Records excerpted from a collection
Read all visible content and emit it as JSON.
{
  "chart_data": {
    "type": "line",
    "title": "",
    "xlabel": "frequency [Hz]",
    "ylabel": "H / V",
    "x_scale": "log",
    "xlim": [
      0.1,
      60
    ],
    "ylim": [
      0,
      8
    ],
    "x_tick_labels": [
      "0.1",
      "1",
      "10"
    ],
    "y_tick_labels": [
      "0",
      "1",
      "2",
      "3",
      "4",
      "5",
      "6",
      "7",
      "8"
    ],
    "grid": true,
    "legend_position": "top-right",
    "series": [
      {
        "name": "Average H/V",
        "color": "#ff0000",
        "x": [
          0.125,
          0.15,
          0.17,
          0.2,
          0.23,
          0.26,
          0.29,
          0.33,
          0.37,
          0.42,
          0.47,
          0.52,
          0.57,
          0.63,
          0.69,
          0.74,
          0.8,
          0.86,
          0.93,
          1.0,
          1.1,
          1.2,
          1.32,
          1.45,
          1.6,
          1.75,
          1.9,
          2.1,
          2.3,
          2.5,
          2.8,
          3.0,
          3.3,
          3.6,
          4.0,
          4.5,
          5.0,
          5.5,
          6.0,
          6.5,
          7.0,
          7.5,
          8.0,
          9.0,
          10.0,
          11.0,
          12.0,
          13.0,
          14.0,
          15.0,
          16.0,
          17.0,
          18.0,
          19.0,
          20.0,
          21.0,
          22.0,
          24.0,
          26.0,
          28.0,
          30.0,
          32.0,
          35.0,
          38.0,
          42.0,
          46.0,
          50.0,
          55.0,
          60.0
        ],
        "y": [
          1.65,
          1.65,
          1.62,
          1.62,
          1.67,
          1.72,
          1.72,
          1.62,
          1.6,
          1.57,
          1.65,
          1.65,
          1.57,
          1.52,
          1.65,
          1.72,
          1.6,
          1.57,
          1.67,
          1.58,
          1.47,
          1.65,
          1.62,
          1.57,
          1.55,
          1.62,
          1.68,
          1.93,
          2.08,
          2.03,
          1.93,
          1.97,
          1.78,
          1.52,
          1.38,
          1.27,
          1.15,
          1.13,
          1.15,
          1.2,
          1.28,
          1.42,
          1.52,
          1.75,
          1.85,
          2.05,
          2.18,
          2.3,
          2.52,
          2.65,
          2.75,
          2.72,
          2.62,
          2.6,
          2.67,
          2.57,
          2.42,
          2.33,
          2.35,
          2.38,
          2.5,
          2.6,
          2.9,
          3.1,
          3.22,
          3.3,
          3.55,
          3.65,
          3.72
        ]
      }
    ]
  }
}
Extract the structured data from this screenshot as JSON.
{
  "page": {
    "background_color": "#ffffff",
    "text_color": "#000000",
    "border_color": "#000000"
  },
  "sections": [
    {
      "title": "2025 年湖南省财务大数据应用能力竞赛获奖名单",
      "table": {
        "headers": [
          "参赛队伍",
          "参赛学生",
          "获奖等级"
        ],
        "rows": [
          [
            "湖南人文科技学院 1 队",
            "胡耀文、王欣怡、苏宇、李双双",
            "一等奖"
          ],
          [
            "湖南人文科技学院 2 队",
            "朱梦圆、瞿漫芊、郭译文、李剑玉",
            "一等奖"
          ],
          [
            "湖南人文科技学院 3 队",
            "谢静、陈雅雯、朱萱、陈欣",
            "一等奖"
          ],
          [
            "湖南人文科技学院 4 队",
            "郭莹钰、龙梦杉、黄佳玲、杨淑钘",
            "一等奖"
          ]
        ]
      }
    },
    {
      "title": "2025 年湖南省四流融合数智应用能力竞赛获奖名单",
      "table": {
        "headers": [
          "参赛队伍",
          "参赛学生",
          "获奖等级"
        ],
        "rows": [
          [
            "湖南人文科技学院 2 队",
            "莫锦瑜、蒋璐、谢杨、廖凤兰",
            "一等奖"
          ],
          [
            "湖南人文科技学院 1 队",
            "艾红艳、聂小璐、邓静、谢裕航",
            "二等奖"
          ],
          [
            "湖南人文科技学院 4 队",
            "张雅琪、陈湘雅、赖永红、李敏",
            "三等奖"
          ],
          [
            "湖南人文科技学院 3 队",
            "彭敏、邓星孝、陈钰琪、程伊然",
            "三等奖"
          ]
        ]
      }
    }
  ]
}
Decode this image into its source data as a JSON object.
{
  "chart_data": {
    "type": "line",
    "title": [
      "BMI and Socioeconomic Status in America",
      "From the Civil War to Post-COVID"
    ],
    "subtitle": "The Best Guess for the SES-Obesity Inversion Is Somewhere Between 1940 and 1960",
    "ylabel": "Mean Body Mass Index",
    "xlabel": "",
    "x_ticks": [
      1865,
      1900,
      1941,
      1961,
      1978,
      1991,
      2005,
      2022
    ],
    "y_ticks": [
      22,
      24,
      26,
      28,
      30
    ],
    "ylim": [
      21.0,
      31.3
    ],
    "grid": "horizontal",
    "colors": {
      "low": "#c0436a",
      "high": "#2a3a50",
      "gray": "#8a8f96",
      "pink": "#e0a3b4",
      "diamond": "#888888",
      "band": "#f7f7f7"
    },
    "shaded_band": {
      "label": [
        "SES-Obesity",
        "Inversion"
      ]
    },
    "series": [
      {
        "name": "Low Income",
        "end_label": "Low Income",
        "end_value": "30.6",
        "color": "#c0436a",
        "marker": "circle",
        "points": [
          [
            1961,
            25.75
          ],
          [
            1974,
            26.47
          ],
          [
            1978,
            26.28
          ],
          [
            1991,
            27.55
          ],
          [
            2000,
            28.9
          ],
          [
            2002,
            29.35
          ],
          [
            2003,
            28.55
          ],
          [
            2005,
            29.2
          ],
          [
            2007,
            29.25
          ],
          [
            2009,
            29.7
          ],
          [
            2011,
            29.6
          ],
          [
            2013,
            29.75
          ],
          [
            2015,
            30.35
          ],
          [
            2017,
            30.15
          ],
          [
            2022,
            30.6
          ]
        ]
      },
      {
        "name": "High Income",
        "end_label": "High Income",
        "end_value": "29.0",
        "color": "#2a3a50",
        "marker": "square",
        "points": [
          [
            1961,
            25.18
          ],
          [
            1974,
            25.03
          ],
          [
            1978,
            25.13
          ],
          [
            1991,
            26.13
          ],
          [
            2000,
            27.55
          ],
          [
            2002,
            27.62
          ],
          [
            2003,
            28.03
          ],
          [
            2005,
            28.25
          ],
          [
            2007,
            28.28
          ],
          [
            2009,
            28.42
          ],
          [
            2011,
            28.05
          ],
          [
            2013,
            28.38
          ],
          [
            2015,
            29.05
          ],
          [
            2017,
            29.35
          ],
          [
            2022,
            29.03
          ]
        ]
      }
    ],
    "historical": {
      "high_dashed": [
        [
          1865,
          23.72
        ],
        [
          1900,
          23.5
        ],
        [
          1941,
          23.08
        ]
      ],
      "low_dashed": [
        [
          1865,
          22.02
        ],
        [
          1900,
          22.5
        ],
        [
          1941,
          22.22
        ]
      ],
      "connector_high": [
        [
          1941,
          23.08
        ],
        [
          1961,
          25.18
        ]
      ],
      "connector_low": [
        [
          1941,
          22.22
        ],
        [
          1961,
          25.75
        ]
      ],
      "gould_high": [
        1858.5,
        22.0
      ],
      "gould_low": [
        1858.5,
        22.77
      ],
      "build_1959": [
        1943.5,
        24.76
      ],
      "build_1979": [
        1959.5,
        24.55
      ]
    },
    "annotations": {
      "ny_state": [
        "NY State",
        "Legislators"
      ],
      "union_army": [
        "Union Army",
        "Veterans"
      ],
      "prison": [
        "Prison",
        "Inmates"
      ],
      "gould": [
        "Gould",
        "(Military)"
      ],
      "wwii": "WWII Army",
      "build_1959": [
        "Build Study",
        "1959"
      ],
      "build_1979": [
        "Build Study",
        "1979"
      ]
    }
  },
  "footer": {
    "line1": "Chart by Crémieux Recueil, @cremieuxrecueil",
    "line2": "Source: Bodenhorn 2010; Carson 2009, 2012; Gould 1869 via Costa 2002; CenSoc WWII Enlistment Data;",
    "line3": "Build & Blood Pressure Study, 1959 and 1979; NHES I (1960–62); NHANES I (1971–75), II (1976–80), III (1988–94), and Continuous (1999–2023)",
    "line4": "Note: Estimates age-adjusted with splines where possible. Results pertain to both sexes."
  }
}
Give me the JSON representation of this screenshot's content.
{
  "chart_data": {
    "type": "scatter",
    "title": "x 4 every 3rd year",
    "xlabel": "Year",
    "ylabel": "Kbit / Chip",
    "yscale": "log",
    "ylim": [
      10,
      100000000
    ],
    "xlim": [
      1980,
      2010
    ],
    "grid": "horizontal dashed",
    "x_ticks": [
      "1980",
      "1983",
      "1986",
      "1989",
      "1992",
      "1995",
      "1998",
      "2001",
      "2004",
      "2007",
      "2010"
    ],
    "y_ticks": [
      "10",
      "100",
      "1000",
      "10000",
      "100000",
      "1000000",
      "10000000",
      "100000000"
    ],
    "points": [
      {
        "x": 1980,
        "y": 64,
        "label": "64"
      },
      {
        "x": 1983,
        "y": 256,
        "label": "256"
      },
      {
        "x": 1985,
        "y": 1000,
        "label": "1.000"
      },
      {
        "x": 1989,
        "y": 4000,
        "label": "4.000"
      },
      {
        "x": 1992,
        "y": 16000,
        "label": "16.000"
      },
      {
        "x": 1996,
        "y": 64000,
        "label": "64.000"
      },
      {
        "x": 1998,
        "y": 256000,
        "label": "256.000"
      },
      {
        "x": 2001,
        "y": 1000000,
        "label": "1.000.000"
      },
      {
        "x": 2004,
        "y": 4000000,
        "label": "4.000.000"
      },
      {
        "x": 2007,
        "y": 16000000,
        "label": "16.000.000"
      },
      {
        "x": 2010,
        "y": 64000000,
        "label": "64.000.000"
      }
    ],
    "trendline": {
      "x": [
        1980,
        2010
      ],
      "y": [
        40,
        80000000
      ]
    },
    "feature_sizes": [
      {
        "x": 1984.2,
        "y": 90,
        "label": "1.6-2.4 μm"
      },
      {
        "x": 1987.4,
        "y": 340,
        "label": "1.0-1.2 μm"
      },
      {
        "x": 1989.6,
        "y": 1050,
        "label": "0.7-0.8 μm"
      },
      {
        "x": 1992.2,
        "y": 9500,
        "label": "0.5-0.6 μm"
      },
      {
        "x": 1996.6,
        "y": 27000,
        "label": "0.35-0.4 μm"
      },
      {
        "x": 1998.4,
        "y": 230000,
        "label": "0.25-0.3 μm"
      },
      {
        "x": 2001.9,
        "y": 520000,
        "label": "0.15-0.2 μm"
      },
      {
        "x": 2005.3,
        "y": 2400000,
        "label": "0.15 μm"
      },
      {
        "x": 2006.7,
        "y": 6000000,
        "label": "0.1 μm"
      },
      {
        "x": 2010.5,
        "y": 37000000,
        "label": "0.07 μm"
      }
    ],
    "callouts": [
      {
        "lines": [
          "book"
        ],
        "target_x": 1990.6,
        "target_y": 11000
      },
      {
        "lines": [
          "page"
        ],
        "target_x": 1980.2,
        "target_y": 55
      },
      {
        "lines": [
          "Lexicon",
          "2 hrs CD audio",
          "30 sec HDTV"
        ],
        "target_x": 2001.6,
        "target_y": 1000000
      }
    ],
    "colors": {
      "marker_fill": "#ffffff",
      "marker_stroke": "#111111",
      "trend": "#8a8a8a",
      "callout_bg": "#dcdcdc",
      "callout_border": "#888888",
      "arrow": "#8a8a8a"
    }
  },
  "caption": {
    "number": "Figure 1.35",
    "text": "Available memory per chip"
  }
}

- **Job**
Search the records for the word "this", then list every line that has it.

- **Exercise solution**
Extract the structured data from this screenshot as JSON.
Decode this image into its source data as a JSON object.
Give me the JSON representation of this screenshot's content.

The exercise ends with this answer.